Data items
'''

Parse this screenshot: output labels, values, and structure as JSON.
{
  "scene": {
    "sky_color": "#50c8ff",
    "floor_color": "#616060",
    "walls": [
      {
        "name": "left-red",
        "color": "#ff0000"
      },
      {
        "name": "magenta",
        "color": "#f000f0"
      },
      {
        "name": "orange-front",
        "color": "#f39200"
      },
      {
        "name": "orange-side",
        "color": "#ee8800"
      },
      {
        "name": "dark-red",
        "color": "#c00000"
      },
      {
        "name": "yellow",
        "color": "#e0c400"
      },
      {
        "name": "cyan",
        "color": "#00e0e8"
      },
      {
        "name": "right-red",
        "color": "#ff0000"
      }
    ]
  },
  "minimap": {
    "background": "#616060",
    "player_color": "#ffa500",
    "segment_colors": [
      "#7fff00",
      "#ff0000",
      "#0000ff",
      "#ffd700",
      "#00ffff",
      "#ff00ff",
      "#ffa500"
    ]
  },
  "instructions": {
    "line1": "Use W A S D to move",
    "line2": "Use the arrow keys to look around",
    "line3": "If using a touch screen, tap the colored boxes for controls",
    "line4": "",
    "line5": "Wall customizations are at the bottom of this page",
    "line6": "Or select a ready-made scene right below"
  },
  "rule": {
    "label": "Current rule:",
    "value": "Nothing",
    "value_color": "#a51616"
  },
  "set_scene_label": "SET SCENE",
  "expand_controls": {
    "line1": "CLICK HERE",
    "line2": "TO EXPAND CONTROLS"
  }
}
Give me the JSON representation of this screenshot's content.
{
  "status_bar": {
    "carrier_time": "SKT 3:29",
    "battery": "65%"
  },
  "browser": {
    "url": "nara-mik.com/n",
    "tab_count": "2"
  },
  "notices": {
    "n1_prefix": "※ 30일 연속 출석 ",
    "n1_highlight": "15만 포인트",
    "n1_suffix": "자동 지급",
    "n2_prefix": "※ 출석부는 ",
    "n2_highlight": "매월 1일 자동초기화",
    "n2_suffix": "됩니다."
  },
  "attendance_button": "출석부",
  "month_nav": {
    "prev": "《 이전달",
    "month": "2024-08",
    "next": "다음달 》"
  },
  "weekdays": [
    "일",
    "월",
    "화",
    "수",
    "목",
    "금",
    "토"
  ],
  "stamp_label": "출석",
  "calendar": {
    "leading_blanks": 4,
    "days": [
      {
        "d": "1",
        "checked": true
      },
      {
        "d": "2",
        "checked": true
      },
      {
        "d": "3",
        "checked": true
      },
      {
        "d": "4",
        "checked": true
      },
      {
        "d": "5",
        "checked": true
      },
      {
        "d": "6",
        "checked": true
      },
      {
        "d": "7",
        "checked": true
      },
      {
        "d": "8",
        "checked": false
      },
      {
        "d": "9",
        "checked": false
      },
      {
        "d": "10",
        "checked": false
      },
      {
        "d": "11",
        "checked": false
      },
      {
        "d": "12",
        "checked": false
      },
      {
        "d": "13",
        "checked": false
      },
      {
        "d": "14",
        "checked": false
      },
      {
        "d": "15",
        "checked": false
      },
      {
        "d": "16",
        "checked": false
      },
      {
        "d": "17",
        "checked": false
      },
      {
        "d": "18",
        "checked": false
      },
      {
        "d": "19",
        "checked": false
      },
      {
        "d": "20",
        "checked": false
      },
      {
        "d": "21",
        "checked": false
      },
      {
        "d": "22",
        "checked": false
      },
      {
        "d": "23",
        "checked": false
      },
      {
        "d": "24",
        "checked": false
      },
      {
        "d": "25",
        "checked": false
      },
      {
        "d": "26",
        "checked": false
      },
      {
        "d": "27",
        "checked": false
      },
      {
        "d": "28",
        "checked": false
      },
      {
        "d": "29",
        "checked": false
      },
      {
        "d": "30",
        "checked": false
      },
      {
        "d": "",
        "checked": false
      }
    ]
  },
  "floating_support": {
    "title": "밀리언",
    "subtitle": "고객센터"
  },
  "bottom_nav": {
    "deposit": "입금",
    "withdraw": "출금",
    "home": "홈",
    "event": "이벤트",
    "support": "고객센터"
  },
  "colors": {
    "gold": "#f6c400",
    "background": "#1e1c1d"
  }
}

'''

__TASK__
All entries must be repeated verbatim.

__THE RESULT__
Parse this screenshot: output labels, values, and structure as JSON.
{
  "scene": {
    "sky_color": "#50c8ff",
    "floor_color": "#616060",
    "walls": [
      {
        "name": "left-red",
        "color": "#ff0000"
      },
      {
        "name": "magenta",
        "color": "#f000f0"
      },
      {
        "name": "orange-front",
        "color": "#f39200"
      },
      {
        "name": "orange-side",
        "color": "#ee8800"
      },
      {
        "name": "dark-red",
        "color": "#c00000"
      },
      {
        "name": "yellow",
        "color": "#e0c400"
      },
      {
        "name": "cyan",
        "color": "#00e0e8"
      },
      {
        "name": "right-red",
        "color": "#ff0000"
      }
    ]
  },
  "minimap": {
    "background": "#616060",
    "player_color": "#ffa500",
    "segment_colors": [
      "#7fff00",
      "#ff0000",
      "#0000ff",
      "#ffd700",
      "#00ffff",
      "#ff00ff",
      "#ffa500"
    ]
  },
  "instructions": {
    "line1": "Use W A S D to move",
    "line2": "Use the arrow keys to look around",
    "line3": "If using a touch screen, tap the colored boxes for controls",
    "line4": "",
    "line5": "Wall customizations are at the bottom of this page",
    "line6": "Or select a ready-made scene right below"
  },
  "rule": {
    "label": "Current rule:",
    "value": "Nothing",
    "value_color": "#a51616"
  },
  "set_scene_label": "SET SCENE",
  "expand_controls": {
    "line1": "CLICK HERE",
    "line2": "TO EXPAND CONTROLS"
  }
}
Give me the JSON representation of this screenshot's content.
{
  "status_bar": {
    "carrier_time": "SKT 3:29",
    "battery": "65%"
  },
  "browser": {
    "url": "nara-mik.com/n",
    "tab_count": "2"
  },
  "notices": {
    "n1_prefix": "※ 30일 연속 출석 ",
    "n1_highlight": "15만 포인트",
    "n1_suffix": "자동 지급",
    "n2_prefix": "※ 출석부는 ",
    "n2_highlight": "매월 1일 자동초기화",
    "n2_suffix": "됩니다."
  },
  "attendance_button": "출석부",
  "month_nav": {
    "prev": "《 이전달",
    "month": "2024-08",
    "next": "다음달 》"
  },
  "weekdays": [
    "일",
    "월",
    "화",
    "수",
    "목",
    "금",
    "토"
  ],
  "stamp_label": "출석",
  "calendar": {
    "leading_blanks": 4,
    "days": [
      {
        "d": "1",
        "checked": true
      },
      {
        "d": "2",
        "checked": true
      },
      {
        "d": "3",
        "checked": true
      },
      {
        "d": "4",
        "checked": true
      },
      {
        "d": "5",
        "checked": true
      },
      {
        "d": "6",
        "checked": true
      },
      {
        "d": "7",
        "checked": true
      },
      {
        "d": "8",
        "checked": false
      },
      {
        "d": "9",
        "checked": false
      },
      {
        "d": "10",
        "checked": false
      },
      {
        "d": "11",
        "checked": false
      },
      {
        "d": "12",
        "checked": false
      },
      {
        "d": "13",
        "checked": false
      },
      {
        "d": "14",
        "checked": false
      },
      {
        "d": "15",
        "checked": false
      },
      {
        "d": "16",
        "checked": false
      },
      {
        "d": "17",
        "checked": false
      },
      {
        "d": "18",
        "checked": false
      },
      {
        "d": "19",
        "checked": false
      },
      {
        "d": "20",
        "checked": false
      },
      {
        "d": "21",
        "checked": false
      },
      {
        "d": "22",
        "checked": false
      },
      {
        "d": "23",
        "checked": false
      },
      {
        "d": "24",
        "checked": false
      },
      {
        "d": "25",
        "checked": false
      },
      {
        "d": "26",
        "checked": false
      },
      {
        "d": "27",
        "checked": false
      },
      {
        "d": "28",
        "checked": false
      },
      {
        "d": "29",
        "checked": false
      },
      {
        "d": "30",
        "checked": false
      },
      {
        "d": "",
        "checked": false
      }
    ]
  },
  "floating_support": {
    "title": "밀리언",
    "subtitle": "고객센터"
  },
  "bottom_nav": {
    "deposit": "입금",
    "withdraw": "출금",
    "home": "홈",
    "event": "이벤트",
    "support": "고객센터"
  },
  "colors": {
    "gold": "#f6c400",
    "background": "#1e1c1d"
  }
}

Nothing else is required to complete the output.